-- start of Entries --

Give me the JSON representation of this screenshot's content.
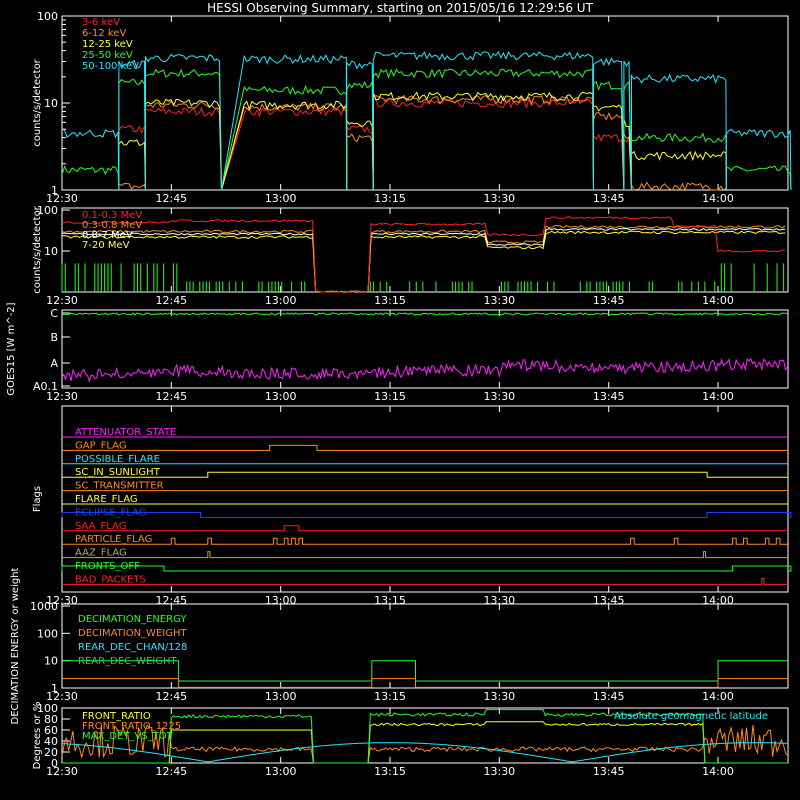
{
  "title": "HESSI Observing Summary, starting on 2015/05/16 12:29:56 UT",
  "time_ticks": [
    "12:30",
    "12:45",
    "13:00",
    "13:15",
    "13:30",
    "13:45",
    "14:00"
  ],
  "colors": {
    "red": "#ff2020",
    "orange": "#ff8a1a",
    "yellow": "#ffff30",
    "green": "#20ff20",
    "cyan": "#20e8ff",
    "magenta": "#ff20ff",
    "blue": "#2040ff",
    "white": "#ffffff",
    "dkgreen": "#40c040",
    "olive": "#b0b040",
    "pink": "#ff6070"
  },
  "chart_data": [
    {
      "type": "line",
      "ylabel": "counts/s/detector",
      "ylim": [
        1,
        100
      ],
      "yscale": "log",
      "yticks": [
        "1",
        "10",
        "100"
      ],
      "series": [
        {
          "name": "3-6 keV",
          "color": "red"
        },
        {
          "name": "6-12 keV",
          "color": "orange"
        },
        {
          "name": "12-25 keV",
          "color": "yellow"
        },
        {
          "name": "25-50 keV",
          "color": "green"
        },
        {
          "name": "50-100 keV",
          "color": "cyan"
        }
      ]
    },
    {
      "type": "line",
      "ylabel": "counts/s/detector",
      "ylim": [
        1,
        100
      ],
      "yscale": "log",
      "yticks": [
        "10",
        "100"
      ],
      "series": [
        {
          "name": "0.1-0.3 MeV",
          "color": "red"
        },
        {
          "name": "0.3-0.8 MeV",
          "color": "orange"
        },
        {
          "name": "0.8-7 MeV",
          "color": "white"
        },
        {
          "name": "7-20 MeV",
          "color": "yellow"
        }
      ]
    },
    {
      "type": "line",
      "ylabel": "GOES15 [W m^-2]",
      "yticks": [
        "A0.1",
        "A",
        "B",
        "C"
      ],
      "series": [
        {
          "name": "GOES",
          "color": "magenta"
        }
      ]
    },
    {
      "type": "line",
      "ylabel": "Flags",
      "series": [
        {
          "name": "ATTENUATOR_STATE",
          "color": "magenta"
        },
        {
          "name": "GAP_FLAG",
          "color": "orange"
        },
        {
          "name": "POSSIBLE_FLARE",
          "color": "cyan"
        },
        {
          "name": "SC_IN_SUNLIGHT",
          "color": "yellow"
        },
        {
          "name": "SC_TRANSMITTER",
          "color": "orange"
        },
        {
          "name": "FLARE_FLAG",
          "color": "yellow"
        },
        {
          "name": "ECLIPSE_FLAG",
          "color": "blue"
        },
        {
          "name": "SAA_FLAG",
          "color": "red"
        },
        {
          "name": "PARTICLE_FLAG",
          "color": "orange"
        },
        {
          "name": "AAZ_FLAG",
          "color": "olive"
        },
        {
          "name": "FRONTS_OFF",
          "color": "green"
        },
        {
          "name": "BAD_PACKETS",
          "color": "red"
        }
      ]
    },
    {
      "type": "line",
      "ylabel": "DECIMATION ENERGY or weight",
      "ylim": [
        1,
        1000
      ],
      "yscale": "log",
      "yticks": [
        "1",
        "10",
        "100",
        "1000"
      ],
      "series": [
        {
          "name": "DECIMATION_ENERGY",
          "color": "green"
        },
        {
          "name": "DECIMATION_WEIGHT",
          "color": "orange"
        },
        {
          "name": "REAR_DEC_CHAN/128",
          "color": "cyan"
        },
        {
          "name": "REAR_DEC_WEIGHT",
          "color": "dkgreen"
        }
      ]
    },
    {
      "type": "line",
      "ylabel": "Degrees or %",
      "ylim": [
        0,
        100
      ],
      "yticks": [
        "0",
        "20",
        "40",
        "60",
        "80",
        "100"
      ],
      "annotation": "Absolute geomagnetic latitude",
      "series": [
        {
          "name": "FRONT_RATIO",
          "color": "yellow"
        },
        {
          "name": "FRONT_RATIO_1225",
          "color": "orange"
        },
        {
          "name": "MAX_DET_VS_TOT",
          "color": "green"
        }
      ]
    }
  ]
}
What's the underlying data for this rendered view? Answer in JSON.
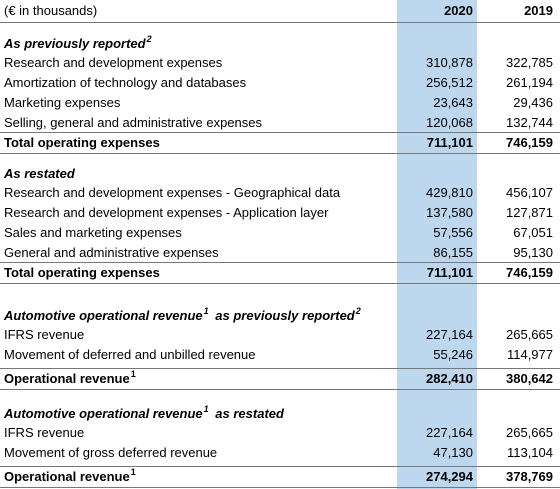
{
  "header": {
    "unit": "(€ in thousands)",
    "years": [
      "2020",
      "2019"
    ]
  },
  "sections": [
    {
      "heading": [
        {
          "text": "As previously reported",
          "sup": "2"
        }
      ],
      "rows": [
        {
          "label": "Research and development expenses",
          "values": [
            "310,878",
            "322,785"
          ]
        },
        {
          "label": "Amortization of technology and databases",
          "values": [
            "256,512",
            "261,194"
          ]
        },
        {
          "label": "Marketing expenses",
          "values": [
            "23,643",
            "29,436"
          ]
        },
        {
          "label": "Selling, general and administrative expenses",
          "values": [
            "120,068",
            "132,744"
          ]
        }
      ],
      "total": {
        "label": [
          {
            "text": "Total operating expenses"
          }
        ],
        "values": [
          "711,101",
          "746,159"
        ]
      }
    },
    {
      "heading": [
        {
          "text": "As restated"
        }
      ],
      "rows": [
        {
          "label": "Research and development expenses - Geographical data",
          "values": [
            "429,810",
            "456,107"
          ]
        },
        {
          "label": "Research and development expenses - Application layer",
          "values": [
            "137,580",
            "127,871"
          ]
        },
        {
          "label": "Sales and marketing expenses",
          "values": [
            "57,556",
            "67,051"
          ]
        },
        {
          "label": "General and administrative expenses",
          "values": [
            "86,155",
            "95,130"
          ]
        }
      ],
      "total": {
        "label": [
          {
            "text": "Total operating expenses"
          }
        ],
        "values": [
          "711,101",
          "746,159"
        ]
      }
    },
    {
      "heading": [
        {
          "text": "Automotive operational revenue",
          "sup": "1"
        },
        {
          "text": "as previously reported",
          "sup": "2"
        }
      ],
      "rows": [
        {
          "label": "IFRS revenue",
          "values": [
            "227,164",
            "265,665"
          ]
        },
        {
          "label": "Movement of deferred and unbilled revenue",
          "values": [
            "55,246",
            "114,977"
          ]
        }
      ],
      "total": {
        "label": [
          {
            "text": "Operational revenue",
            "sup": "1"
          }
        ],
        "values": [
          "282,410",
          "380,642"
        ]
      }
    },
    {
      "heading": [
        {
          "text": "Automotive operational revenue",
          "sup": "1"
        },
        {
          "text": "as restated"
        }
      ],
      "rows": [
        {
          "label": "IFRS revenue",
          "values": [
            "227,164",
            "265,665"
          ]
        },
        {
          "label": "Movement of gross deferred revenue",
          "values": [
            "47,130",
            "113,104"
          ]
        }
      ],
      "total": {
        "label": [
          {
            "text": "Operational revenue",
            "sup": "1"
          }
        ],
        "values": [
          "274,294",
          "378,769"
        ]
      }
    }
  ]
}
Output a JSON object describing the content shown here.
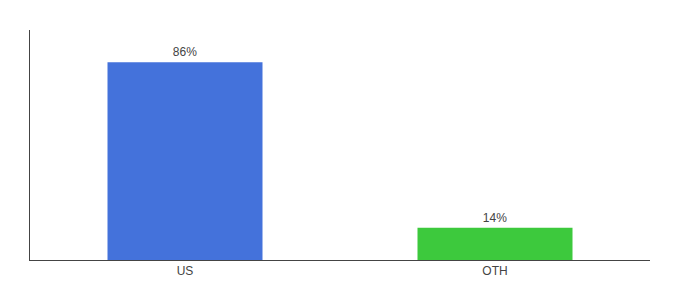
{
  "chart_data": {
    "type": "bar",
    "categories": [
      "US",
      "OTH"
    ],
    "values": [
      86,
      14
    ],
    "value_labels": [
      "86%",
      "14%"
    ],
    "data_labels": true,
    "colors": [
      "#4472db",
      "#3dc93d"
    ],
    "ylim": [
      0,
      100
    ],
    "yticks": [],
    "tick_labels": "x",
    "grid": false
  }
}
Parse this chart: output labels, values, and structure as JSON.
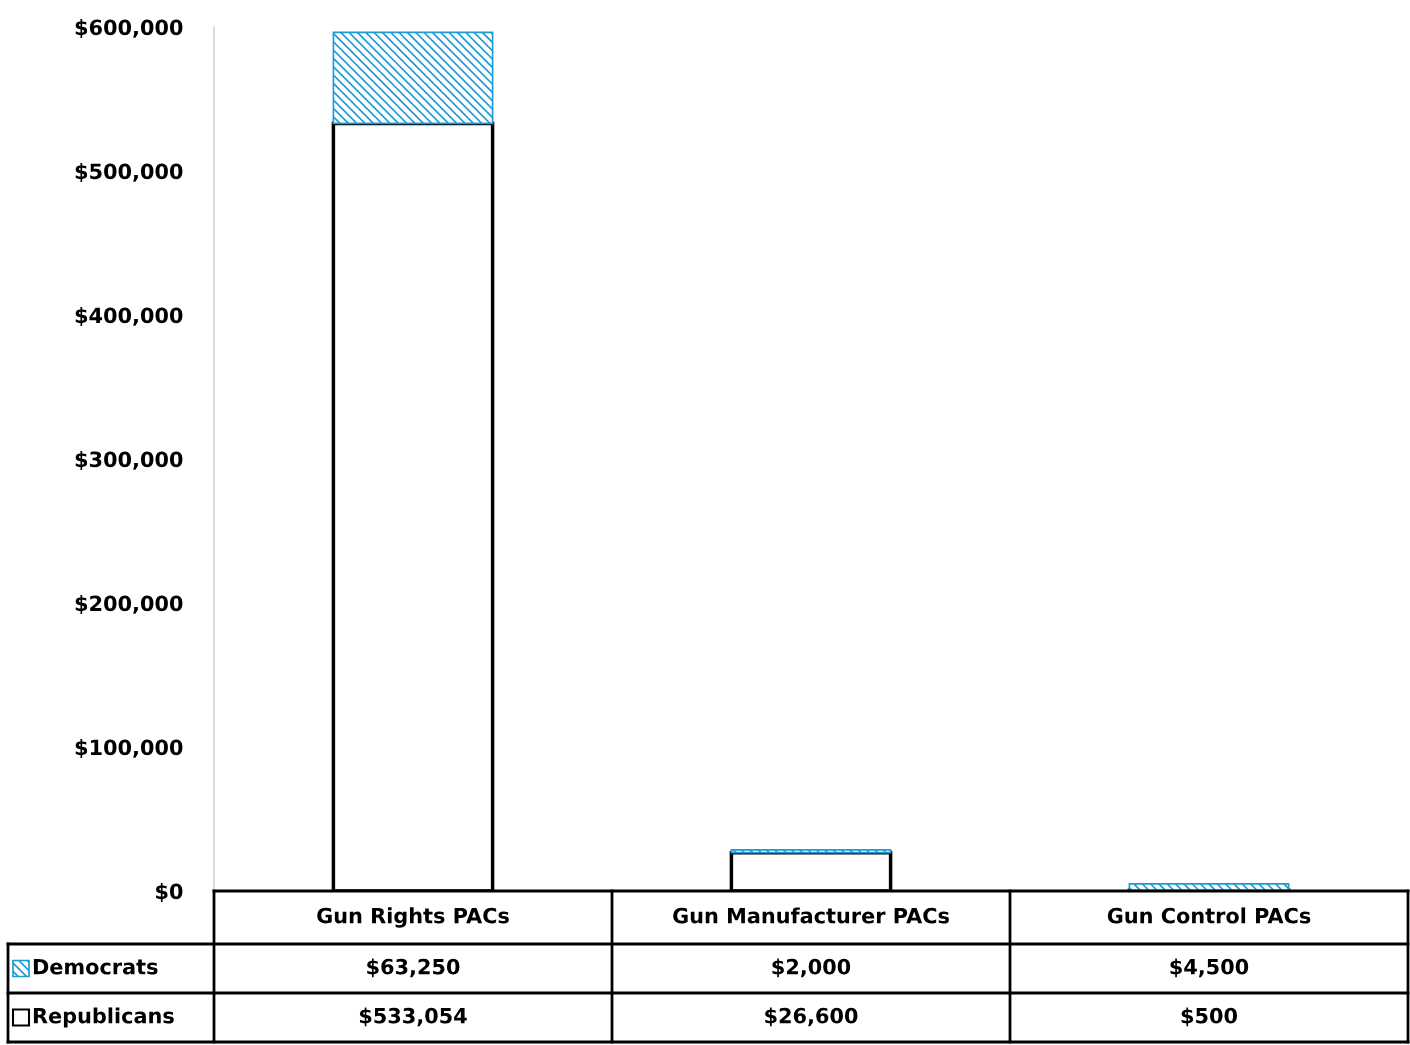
{
  "chart_data": {
    "type": "bar",
    "stacked": true,
    "categories": [
      "Gun Rights PACs",
      "Gun Manufacturer PACs",
      "Gun Control PACs"
    ],
    "series": [
      {
        "name": "Republicans",
        "color": "#ffffff",
        "values": [
          533054,
          26600,
          500
        ],
        "value_labels": [
          "$533,054",
          "$26,600",
          "$500"
        ]
      },
      {
        "name": "Democrats",
        "color": "#1e9bd7",
        "values": [
          63250,
          2000,
          4500
        ],
        "value_labels": [
          "$63,250",
          "$2,000",
          "$4,500"
        ]
      }
    ],
    "ylim": [
      0,
      600000
    ],
    "yticks": [
      {
        "value": 0,
        "label": "$0"
      },
      {
        "value": 100000,
        "label": "$100,000"
      },
      {
        "value": 200000,
        "label": "$200,000"
      },
      {
        "value": 300000,
        "label": "$300,000"
      },
      {
        "value": 400000,
        "label": "$400,000"
      },
      {
        "value": 500000,
        "label": "$500,000"
      },
      {
        "value": 600000,
        "label": "$600,000"
      }
    ],
    "grid": false,
    "legend": "bottom left"
  }
}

-- end of Entries --

What the task requires:
From the listing above, copy every line that holds the string "JSON".

Solution to this problem:
Give me the JSON representation of this screenshot's content.
What's the underlying data for this rendered view? Answer in JSON.
Output a JSON object describing the content shown here.
Parse this chart: output labels, values, and structure as JSON.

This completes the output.